■ **WHAT THE EXERCISE ASKS**
Can you copy the data from its first line through the line containing "stat-label: Hattricks [138, 218, 484, 242]", both lines included, with every character unchanged?

■ **WORKING DATA**

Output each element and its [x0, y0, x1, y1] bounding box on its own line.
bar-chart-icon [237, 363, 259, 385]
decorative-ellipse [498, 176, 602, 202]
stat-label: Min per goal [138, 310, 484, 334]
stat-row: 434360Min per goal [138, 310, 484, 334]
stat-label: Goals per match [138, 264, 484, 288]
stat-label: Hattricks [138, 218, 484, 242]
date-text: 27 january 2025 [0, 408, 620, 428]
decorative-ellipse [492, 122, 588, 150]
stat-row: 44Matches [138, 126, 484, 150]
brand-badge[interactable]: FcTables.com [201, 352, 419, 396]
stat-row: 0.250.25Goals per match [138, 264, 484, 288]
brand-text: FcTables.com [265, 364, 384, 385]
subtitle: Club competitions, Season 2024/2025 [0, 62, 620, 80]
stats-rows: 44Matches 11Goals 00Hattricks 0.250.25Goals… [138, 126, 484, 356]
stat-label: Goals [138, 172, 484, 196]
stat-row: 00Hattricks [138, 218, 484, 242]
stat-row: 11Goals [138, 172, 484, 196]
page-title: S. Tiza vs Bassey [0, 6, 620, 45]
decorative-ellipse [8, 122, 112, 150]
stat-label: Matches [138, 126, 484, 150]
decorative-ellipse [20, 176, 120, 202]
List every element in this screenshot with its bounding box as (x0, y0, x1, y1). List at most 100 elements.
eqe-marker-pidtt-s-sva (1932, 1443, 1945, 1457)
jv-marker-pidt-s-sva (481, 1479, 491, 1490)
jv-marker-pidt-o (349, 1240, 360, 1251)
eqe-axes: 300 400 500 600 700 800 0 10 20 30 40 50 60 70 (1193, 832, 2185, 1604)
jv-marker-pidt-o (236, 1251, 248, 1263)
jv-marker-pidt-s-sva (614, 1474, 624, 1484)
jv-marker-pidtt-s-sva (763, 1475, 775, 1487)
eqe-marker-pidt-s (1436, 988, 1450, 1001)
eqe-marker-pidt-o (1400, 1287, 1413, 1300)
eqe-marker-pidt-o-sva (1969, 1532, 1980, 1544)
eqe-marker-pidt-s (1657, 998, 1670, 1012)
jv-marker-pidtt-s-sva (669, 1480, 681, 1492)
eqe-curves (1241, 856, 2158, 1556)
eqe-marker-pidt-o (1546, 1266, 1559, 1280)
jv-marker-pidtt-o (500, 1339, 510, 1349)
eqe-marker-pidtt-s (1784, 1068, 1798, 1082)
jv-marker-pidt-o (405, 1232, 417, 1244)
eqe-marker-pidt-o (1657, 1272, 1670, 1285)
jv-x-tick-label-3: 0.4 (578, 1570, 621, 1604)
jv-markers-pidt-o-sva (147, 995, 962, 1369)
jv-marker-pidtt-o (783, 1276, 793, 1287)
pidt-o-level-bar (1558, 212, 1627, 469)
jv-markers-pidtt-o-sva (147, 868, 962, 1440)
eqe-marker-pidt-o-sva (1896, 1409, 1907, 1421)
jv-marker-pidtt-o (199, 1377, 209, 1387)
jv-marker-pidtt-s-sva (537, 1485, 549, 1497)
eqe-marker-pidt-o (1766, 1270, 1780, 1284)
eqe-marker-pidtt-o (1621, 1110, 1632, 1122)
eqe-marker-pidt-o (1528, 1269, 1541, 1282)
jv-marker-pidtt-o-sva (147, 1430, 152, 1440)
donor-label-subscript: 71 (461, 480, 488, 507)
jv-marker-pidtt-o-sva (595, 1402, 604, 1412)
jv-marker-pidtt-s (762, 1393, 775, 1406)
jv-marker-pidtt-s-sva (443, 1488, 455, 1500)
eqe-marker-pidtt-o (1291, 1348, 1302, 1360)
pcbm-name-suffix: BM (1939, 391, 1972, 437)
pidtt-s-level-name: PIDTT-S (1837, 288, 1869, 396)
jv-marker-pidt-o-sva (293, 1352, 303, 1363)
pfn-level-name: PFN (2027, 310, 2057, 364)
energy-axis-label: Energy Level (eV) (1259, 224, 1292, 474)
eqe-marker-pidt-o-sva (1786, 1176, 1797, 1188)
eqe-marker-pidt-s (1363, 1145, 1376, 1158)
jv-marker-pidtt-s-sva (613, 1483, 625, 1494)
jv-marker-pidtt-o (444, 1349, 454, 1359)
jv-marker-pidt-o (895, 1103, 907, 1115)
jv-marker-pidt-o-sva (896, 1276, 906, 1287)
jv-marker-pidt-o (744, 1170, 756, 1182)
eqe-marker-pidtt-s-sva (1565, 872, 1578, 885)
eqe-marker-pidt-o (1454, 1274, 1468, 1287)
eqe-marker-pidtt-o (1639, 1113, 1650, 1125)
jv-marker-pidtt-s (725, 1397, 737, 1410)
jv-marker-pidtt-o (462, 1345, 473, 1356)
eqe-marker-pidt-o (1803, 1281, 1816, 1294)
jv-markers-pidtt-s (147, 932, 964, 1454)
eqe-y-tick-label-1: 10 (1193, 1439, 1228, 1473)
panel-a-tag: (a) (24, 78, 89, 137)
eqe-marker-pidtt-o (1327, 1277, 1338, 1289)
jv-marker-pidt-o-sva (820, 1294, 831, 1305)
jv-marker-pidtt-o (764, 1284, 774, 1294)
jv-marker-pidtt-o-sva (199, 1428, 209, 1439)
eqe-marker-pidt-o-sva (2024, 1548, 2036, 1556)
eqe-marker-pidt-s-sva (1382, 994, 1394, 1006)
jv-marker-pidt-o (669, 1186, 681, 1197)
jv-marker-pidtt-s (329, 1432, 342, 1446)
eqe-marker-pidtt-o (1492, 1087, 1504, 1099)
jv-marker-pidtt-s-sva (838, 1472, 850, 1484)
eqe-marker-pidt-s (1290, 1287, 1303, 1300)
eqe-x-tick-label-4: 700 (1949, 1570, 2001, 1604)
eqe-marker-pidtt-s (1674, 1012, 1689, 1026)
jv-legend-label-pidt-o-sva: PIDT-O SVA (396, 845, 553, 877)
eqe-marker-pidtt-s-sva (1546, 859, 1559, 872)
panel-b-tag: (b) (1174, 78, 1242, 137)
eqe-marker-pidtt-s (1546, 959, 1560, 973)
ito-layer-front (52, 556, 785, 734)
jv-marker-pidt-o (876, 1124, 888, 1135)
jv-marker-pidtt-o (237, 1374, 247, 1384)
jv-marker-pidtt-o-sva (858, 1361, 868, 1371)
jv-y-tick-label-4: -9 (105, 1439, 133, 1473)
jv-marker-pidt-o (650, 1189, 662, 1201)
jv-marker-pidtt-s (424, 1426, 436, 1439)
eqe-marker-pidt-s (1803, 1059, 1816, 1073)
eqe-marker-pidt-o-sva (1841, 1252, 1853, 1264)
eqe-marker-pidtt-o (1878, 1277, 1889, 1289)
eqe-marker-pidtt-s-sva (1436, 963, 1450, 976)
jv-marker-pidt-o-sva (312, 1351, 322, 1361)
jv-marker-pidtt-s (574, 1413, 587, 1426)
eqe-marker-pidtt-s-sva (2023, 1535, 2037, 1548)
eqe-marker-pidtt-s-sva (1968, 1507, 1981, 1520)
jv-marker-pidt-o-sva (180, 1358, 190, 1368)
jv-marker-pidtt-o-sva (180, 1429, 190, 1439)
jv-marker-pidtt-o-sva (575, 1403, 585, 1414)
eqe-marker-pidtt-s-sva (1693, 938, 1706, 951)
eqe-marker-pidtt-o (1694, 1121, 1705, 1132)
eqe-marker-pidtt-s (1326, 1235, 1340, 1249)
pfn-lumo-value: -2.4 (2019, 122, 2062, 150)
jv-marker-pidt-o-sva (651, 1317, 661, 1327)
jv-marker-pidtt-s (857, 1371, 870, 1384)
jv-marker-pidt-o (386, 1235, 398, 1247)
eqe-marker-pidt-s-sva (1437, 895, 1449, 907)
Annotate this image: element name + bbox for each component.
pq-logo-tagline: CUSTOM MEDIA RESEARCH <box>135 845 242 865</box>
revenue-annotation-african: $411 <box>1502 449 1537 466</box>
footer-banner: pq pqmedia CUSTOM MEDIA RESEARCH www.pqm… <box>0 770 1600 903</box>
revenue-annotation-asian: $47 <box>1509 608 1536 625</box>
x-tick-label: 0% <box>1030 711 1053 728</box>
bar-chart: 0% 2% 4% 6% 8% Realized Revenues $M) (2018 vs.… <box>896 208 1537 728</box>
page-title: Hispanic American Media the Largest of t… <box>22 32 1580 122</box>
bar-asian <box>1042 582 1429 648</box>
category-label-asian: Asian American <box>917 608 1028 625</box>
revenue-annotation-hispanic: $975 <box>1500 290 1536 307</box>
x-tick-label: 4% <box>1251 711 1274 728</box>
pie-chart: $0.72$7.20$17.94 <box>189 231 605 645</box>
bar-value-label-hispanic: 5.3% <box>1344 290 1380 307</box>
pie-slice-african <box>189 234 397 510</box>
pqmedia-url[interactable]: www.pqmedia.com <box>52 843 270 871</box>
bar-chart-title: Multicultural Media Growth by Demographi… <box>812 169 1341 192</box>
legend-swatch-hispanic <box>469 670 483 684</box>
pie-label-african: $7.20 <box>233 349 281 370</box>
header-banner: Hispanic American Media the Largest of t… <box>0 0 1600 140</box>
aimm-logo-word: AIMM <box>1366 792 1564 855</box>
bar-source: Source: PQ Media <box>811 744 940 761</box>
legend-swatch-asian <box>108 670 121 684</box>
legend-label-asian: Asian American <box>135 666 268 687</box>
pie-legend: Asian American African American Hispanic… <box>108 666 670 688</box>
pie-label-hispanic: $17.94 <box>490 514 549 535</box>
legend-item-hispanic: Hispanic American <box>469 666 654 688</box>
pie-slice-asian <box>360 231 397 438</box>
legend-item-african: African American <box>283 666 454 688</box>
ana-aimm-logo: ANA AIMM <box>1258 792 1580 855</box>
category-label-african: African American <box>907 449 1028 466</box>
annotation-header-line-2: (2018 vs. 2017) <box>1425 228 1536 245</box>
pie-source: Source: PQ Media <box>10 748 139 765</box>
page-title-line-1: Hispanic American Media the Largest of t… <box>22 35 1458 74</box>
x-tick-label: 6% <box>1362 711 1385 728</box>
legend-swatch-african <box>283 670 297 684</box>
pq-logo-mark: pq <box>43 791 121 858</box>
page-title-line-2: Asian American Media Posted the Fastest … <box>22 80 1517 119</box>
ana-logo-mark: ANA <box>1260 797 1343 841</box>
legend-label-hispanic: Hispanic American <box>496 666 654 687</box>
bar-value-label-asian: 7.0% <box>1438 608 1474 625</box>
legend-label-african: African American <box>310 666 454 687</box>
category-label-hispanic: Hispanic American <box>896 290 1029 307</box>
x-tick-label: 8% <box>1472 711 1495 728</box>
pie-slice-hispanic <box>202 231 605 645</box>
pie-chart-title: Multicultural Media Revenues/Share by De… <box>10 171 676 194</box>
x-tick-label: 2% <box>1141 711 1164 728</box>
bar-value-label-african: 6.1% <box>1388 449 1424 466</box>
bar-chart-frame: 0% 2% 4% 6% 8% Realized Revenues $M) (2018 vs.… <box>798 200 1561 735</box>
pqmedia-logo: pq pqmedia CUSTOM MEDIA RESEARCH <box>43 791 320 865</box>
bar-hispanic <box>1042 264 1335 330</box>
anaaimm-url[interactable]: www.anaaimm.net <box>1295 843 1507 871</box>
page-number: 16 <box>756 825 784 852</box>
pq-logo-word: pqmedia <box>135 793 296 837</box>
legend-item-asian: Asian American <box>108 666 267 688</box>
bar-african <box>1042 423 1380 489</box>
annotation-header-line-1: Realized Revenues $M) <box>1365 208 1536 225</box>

■ **EXERCISE OUTPUT**
Output each element and its [x0, y0, x1, y1] bounding box on its own line.
bar-chart-icon [237, 363, 259, 385]
decorative-ellipse [498, 176, 602, 202]
stat-label: Min per goal [138, 310, 484, 334]
stat-row: 434360Min per goal [138, 310, 484, 334]
stat-label: Goals per match [138, 264, 484, 288]
stat-label: Hattricks [138, 218, 484, 242]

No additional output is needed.